- [OBJECTIVE]:
Make an exact copy of all the entries, but do not reproduce the pictures.

>> Start ENTRIES SHOWN

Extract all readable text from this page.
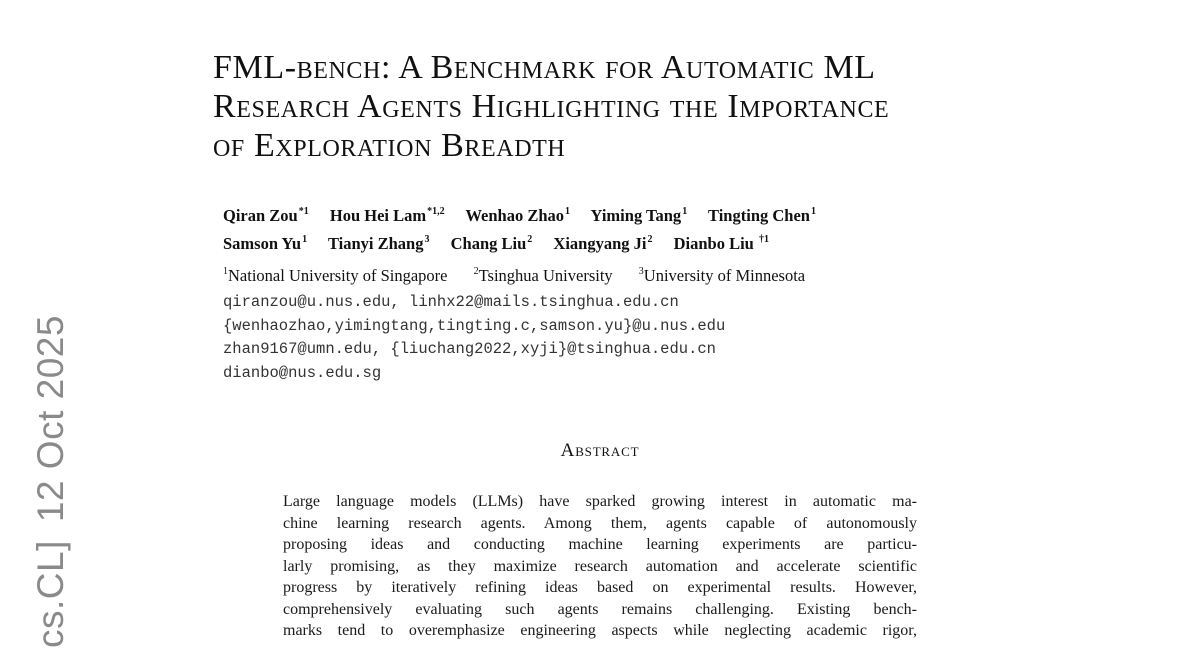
cs.CL]12 Oct 2025
FML-bench: A Benchmark for Automatic ML
Research Agents Highlighting the Importance
of Exploration Breadth
Qiran Zou$^{*1}$ Hou Hei Lam$^{*1,2}$ Wenhao Zhao$^1$ Yiming Tang$^1$ Tingting Chen$^1$
Samson Yu$^1$ Tianyi Zhang$^3$ Chang Liu$^2$ Xiangyang Ji$^2$ Dianbo Liu $^{\dagger 1}$
$^1$National University of Singapore	$^2$Tsinghua University	$^3$University of Minnesota
qiranzou@u.nus.edu, linhx22@mails.tsinghua.edu.cn
{wenhaozhao,yimingtang,tingting.c,samson.yu}@u.nus.edu
zhan9167@umn.edu, {liuchang2022,xyji}@tsinghua.edu.cn
dianbo@nus.edu.sg
Abstract
Large language models (LLMs) have sparked growing interest in automatic ma-
chine learning research agents. Among them, agents capable of autonomously
proposing ideas and conducting machine learning experiments are particu-
larly promising, as they maximize research automation and accelerate scientific
progress by iteratively refining ideas based on experimental results. However,
comprehensively evaluating such agents remains challenging. Existing bench-
marks tend to overemphasize engineering aspects while neglecting academic rigor,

>> End ENTRIES SHOWN

- [RESULT OF THIS EXERCISE]:
Extract all readable text from this page.
cs.CL]12 Oct 2025
FML-bench: A Benchmark for Automatic ML
Research Agents Highlighting the Importance
of Exploration Breadth
Qiran Zou$^{*1}$ Hou Hei Lam$^{*1,2}$ Wenhao Zhao$^1$ Yiming Tang$^1$ Tingting Chen$^1$
Samson Yu$^1$ Tianyi Zhang$^3$ Chang Liu$^2$ Xiangyang Ji$^2$ Dianbo Liu $^{\dagger 1}$
$^1$National University of Singapore	$^2$Tsinghua University	$^3$University of Minnesota
qiranzou@u.nus.edu, linhx22@mails.tsinghua.edu.cn
{wenhaozhao,yimingtang,tingting.c,samson.yu}@u.nus.edu
zhan9167@umn.edu, {liuchang2022,xyji}@tsinghua.edu.cn
dianbo@nus.edu.sg
Abstract
Large language models (LLMs) have sparked growing interest in automatic ma-
chine learning research agents. Among them, agents capable of autonomously
proposing ideas and conducting machine learning experiments are particu-
larly promising, as they maximize research automation and accelerate scientific
progress by iteratively refining ideas based on experimental results. However,
comprehensively evaluating such agents remains challenging. Existing bench-
marks tend to overemphasize engineering aspects while neglecting academic rigor,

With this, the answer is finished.